Stored records:
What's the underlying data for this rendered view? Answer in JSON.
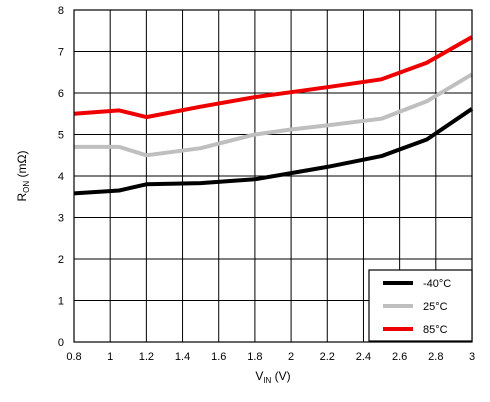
{
  "chart_data": {
    "type": "line",
    "xlabel": {
      "main": "V",
      "sub": "IN",
      "unit": " (V)"
    },
    "ylabel": {
      "main": "R",
      "sub": "ON",
      "unit": " (mΩ)"
    },
    "xlim": [
      0.8,
      3.0
    ],
    "ylim": [
      0,
      8
    ],
    "x_ticks": [
      "0.8",
      "1",
      "1.2",
      "1.4",
      "1.6",
      "1.8",
      "2",
      "2.2",
      "2.4",
      "2.6",
      "2.8",
      "3"
    ],
    "y_ticks": [
      "0",
      "1",
      "2",
      "3",
      "4",
      "5",
      "6",
      "7",
      "8"
    ],
    "grid": true,
    "legend_position": "bottom-right",
    "series": [
      {
        "name": "-40°C",
        "color": "#000000",
        "points": [
          [
            0.8,
            3.58
          ],
          [
            1.05,
            3.65
          ],
          [
            1.2,
            3.8
          ],
          [
            1.5,
            3.83
          ],
          [
            1.8,
            3.92
          ],
          [
            2.0,
            4.07
          ],
          [
            2.2,
            4.22
          ],
          [
            2.5,
            4.48
          ],
          [
            2.75,
            4.88
          ],
          [
            3.0,
            5.62
          ]
        ]
      },
      {
        "name": "25°C",
        "color": "#bfbfbf",
        "points": [
          [
            0.8,
            4.7
          ],
          [
            1.05,
            4.7
          ],
          [
            1.2,
            4.5
          ],
          [
            1.5,
            4.67
          ],
          [
            1.8,
            5.0
          ],
          [
            2.0,
            5.12
          ],
          [
            2.2,
            5.22
          ],
          [
            2.5,
            5.38
          ],
          [
            2.75,
            5.8
          ],
          [
            3.0,
            6.45
          ]
        ]
      },
      {
        "name": "85°C",
        "color": "#ee0000",
        "points": [
          [
            0.8,
            5.5
          ],
          [
            1.05,
            5.58
          ],
          [
            1.2,
            5.42
          ],
          [
            1.5,
            5.67
          ],
          [
            1.8,
            5.9
          ],
          [
            2.0,
            6.02
          ],
          [
            2.2,
            6.14
          ],
          [
            2.5,
            6.33
          ],
          [
            2.75,
            6.73
          ],
          [
            3.0,
            7.35
          ]
        ]
      }
    ]
  }
}
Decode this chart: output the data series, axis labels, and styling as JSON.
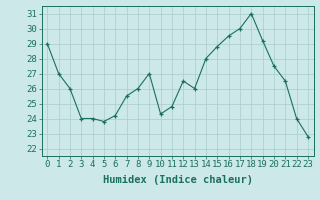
{
  "x": [
    0,
    1,
    2,
    3,
    4,
    5,
    6,
    7,
    8,
    9,
    10,
    11,
    12,
    13,
    14,
    15,
    16,
    17,
    18,
    19,
    20,
    21,
    22,
    23
  ],
  "y": [
    29,
    27,
    26,
    24,
    24,
    23.8,
    24.2,
    25.5,
    26,
    27,
    24.3,
    24.8,
    26.5,
    26,
    28,
    28.8,
    29.5,
    30,
    31,
    29.2,
    27.5,
    26.5,
    24,
    22.8
  ],
  "line_color": "#1a7060",
  "marker_color": "#1a7060",
  "bg_color": "#cce8e8",
  "grid_color": "#aacccc",
  "xlabel": "Humidex (Indice chaleur)",
  "ylim": [
    21.5,
    31.5
  ],
  "yticks": [
    22,
    23,
    24,
    25,
    26,
    27,
    28,
    29,
    30,
    31
  ],
  "xticks": [
    0,
    1,
    2,
    3,
    4,
    5,
    6,
    7,
    8,
    9,
    10,
    11,
    12,
    13,
    14,
    15,
    16,
    17,
    18,
    19,
    20,
    21,
    22,
    23
  ],
  "xlabel_fontsize": 7.5,
  "tick_fontsize": 6.5
}
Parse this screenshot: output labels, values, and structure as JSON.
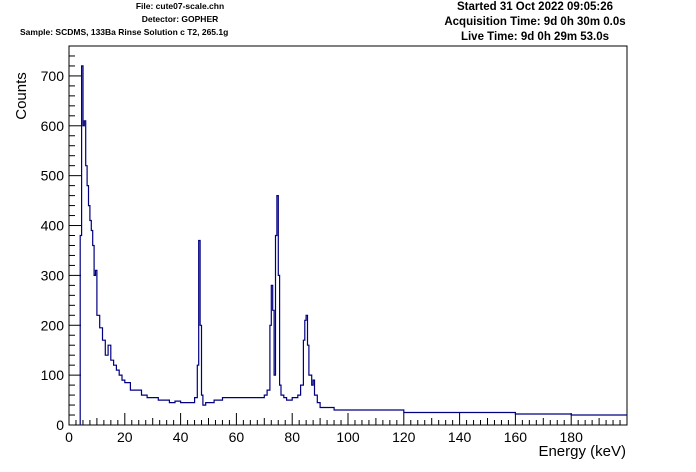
{
  "header": {
    "file": "File: cute07-scale.chn",
    "detector": "Detector: GOPHER",
    "sample": "Sample: SCDMS, 133Ba Rinse Solution c T2, 265.1g",
    "started": "Started 31 Oct 2022 09:05:26",
    "acquisition": "Acquisition Time: 9d 0h 30m 0.0s",
    "live": "Live Time: 9d 0h 29m 53.0s"
  },
  "chart_data": {
    "type": "line",
    "title": "",
    "xlabel": "Energy (keV)",
    "ylabel": "Counts",
    "xlim": [
      0,
      200
    ],
    "ylim": [
      0,
      760
    ],
    "xticks": [
      0,
      20,
      40,
      60,
      80,
      100,
      120,
      140,
      160,
      180
    ],
    "yticks": [
      0,
      100,
      200,
      300,
      400,
      500,
      600,
      700
    ],
    "grid": false,
    "color": "#000080",
    "series": [
      {
        "x": [
          4,
          4.5,
          5,
          5.5,
          6,
          6.5,
          7,
          7.5,
          8,
          8.5,
          9,
          9.5,
          10,
          11,
          12,
          13,
          14,
          15,
          16,
          17,
          18,
          19,
          20,
          22,
          24,
          26,
          28,
          30,
          32,
          34,
          36,
          38,
          40,
          42,
          44,
          45,
          46,
          46.5,
          47,
          47.5,
          48,
          49,
          50,
          52,
          55,
          60,
          65,
          70,
          71,
          72,
          72.5,
          73,
          73.5,
          74,
          74.5,
          75,
          75.5,
          76,
          77,
          78,
          80,
          82,
          83,
          84,
          84.5,
          85,
          85.5,
          86,
          87,
          87.5,
          88,
          89,
          90,
          95,
          100,
          110,
          120,
          130,
          140,
          150,
          160,
          170,
          180,
          190,
          200
        ],
        "y": [
          380,
          720,
          600,
          610,
          520,
          480,
          440,
          410,
          390,
          360,
          300,
          310,
          220,
          195,
          170,
          140,
          160,
          130,
          120,
          110,
          100,
          90,
          85,
          70,
          70,
          60,
          55,
          55,
          50,
          50,
          45,
          48,
          45,
          45,
          45,
          55,
          120,
          370,
          200,
          60,
          40,
          45,
          45,
          50,
          55,
          55,
          55,
          60,
          70,
          200,
          280,
          230,
          100,
          380,
          460,
          300,
          80,
          60,
          55,
          50,
          55,
          60,
          80,
          170,
          210,
          220,
          160,
          100,
          80,
          90,
          60,
          45,
          35,
          30,
          30,
          30,
          25,
          25,
          25,
          25,
          22,
          22,
          20,
          20,
          20
        ]
      }
    ]
  }
}
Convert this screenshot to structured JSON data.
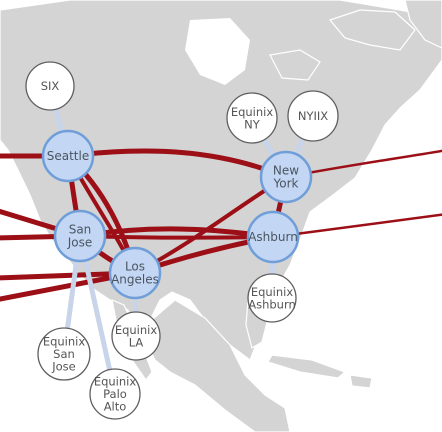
{
  "colors": {
    "land": "#d4d4d4",
    "sea": "#ffffff",
    "backbone": "#9c0f16",
    "pop_fill": "#c3d6f4",
    "pop_stroke": "#6f9ed9",
    "ix_fill": "#ffffff",
    "ix_stroke": "#5f5f5f",
    "ix_link": "#c7d4ea"
  },
  "pops": {
    "seattle": {
      "lines": [
        "Seattle"
      ]
    },
    "sanjose": {
      "lines": [
        "San",
        "Jose"
      ]
    },
    "losangeles": {
      "lines": [
        "Los",
        "Angeles"
      ]
    },
    "newyork": {
      "lines": [
        "New",
        "York"
      ]
    },
    "ashburn": {
      "lines": [
        "Ashburn"
      ]
    }
  },
  "exchanges": {
    "six": {
      "lines": [
        "SIX"
      ]
    },
    "equinix_ny": {
      "lines": [
        "Equinix",
        "NY"
      ]
    },
    "nyiix": {
      "lines": [
        "NYIIX"
      ]
    },
    "equinix_ashburn": {
      "lines": [
        "Equinix",
        "Ashburn"
      ]
    },
    "equinix_la": {
      "lines": [
        "Equinix",
        "LA"
      ]
    },
    "equinix_sanjose": {
      "lines": [
        "Equinix",
        "San",
        "Jose"
      ]
    },
    "equinix_paloalto": {
      "lines": [
        "Equinix",
        "Palo",
        "Alto"
      ]
    }
  }
}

_YOUR INSTRUCTIONS_:
Check each line of the entries for the string "labels". Copy the lines that have it.

_REPLY TO THE EXERCISE_:
Decode this chart: output the data series, axis labels, and styling as JSON.
Parse this screenshot: output labels, values, and structure as JSON.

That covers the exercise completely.